### Directions for this task
Each line below is to be written out in full, exactly as shown.
======== Raw records
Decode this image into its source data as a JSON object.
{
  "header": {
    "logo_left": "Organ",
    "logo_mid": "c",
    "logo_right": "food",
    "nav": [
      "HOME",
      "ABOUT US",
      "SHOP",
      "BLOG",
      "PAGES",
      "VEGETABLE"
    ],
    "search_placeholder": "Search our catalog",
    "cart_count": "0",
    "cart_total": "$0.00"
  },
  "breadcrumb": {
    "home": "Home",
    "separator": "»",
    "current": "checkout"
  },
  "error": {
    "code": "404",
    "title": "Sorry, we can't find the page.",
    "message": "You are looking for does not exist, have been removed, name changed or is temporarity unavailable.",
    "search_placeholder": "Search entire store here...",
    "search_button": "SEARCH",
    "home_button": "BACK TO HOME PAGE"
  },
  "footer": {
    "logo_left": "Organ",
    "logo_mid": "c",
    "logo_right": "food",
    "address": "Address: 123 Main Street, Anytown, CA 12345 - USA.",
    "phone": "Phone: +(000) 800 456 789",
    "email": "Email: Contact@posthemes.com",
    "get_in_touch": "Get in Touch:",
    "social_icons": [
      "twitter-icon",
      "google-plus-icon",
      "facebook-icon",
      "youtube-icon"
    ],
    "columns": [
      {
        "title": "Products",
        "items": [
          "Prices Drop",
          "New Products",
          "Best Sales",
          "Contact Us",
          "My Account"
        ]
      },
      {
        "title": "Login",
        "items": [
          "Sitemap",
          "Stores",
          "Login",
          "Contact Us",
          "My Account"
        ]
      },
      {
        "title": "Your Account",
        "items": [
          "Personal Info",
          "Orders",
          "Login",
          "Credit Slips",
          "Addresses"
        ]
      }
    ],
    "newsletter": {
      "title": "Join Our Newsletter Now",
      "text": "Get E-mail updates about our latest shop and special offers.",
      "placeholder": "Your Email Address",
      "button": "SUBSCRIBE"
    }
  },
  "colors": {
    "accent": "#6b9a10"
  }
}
================
### Solution to this problem
Decode this image into its source data as a JSON object.
{
  "header": {
    "logo_left": "Organ",
    "logo_mid": "c",
    "logo_right": "food",
    "nav": [
      "HOME",
      "ABOUT US",
      "SHOP",
      "BLOG",
      "PAGES",
      "VEGETABLE"
    ],
    "search_placeholder": "Search our catalog",
    "cart_count": "0",
    "cart_total": "$0.00"
  },
  "breadcrumb": {
    "home": "Home",
    "separator": "»",
    "current": "checkout"
  },
  "error": {
    "code": "404",
    "title": "Sorry, we can't find the page.",
    "message": "You are looking for does not exist, have been removed, name changed or is temporarity unavailable.",
    "search_placeholder": "Search entire store here...",
    "search_button": "SEARCH",
    "home_button": "BACK TO HOME PAGE"
  },
  "footer": {
    "logo_left": "Organ",
    "logo_mid": "c",
    "logo_right": "food",
    "address": "Address: 123 Main Street, Anytown, CA 12345 - USA.",
    "phone": "Phone: +(000) 800 456 789",
    "email": "Email: Contact@posthemes.com",
    "get_in_touch": "Get in Touch:",
    "social_icons": [
      "twitter-icon",
      "google-plus-icon",
      "facebook-icon",
      "youtube-icon"
    ],
    "columns": [
      {
        "title": "Products",
        "items": [
          "Prices Drop",
          "New Products",
          "Best Sales",
          "Contact Us",
          "My Account"
        ]
      },
      {
        "title": "Login",
        "items": [
          "Sitemap",
          "Stores",
          "Login",
          "Contact Us",
          "My Account"
        ]
      },
      {
        "title": "Your Account",
        "items": [
          "Personal Info",
          "Orders",
          "Login",
          "Credit Slips",
          "Addresses"
        ]
      }
    ],
    "newsletter": {
      "title": "Join Our Newsletter Now",
      "text": "Get E-mail updates about our latest shop and special offers.",
      "placeholder": "Your Email Address",
      "button": "SUBSCRIBE"
    }
  },
  "colors": {
    "accent": "#6b9a10"
  }
}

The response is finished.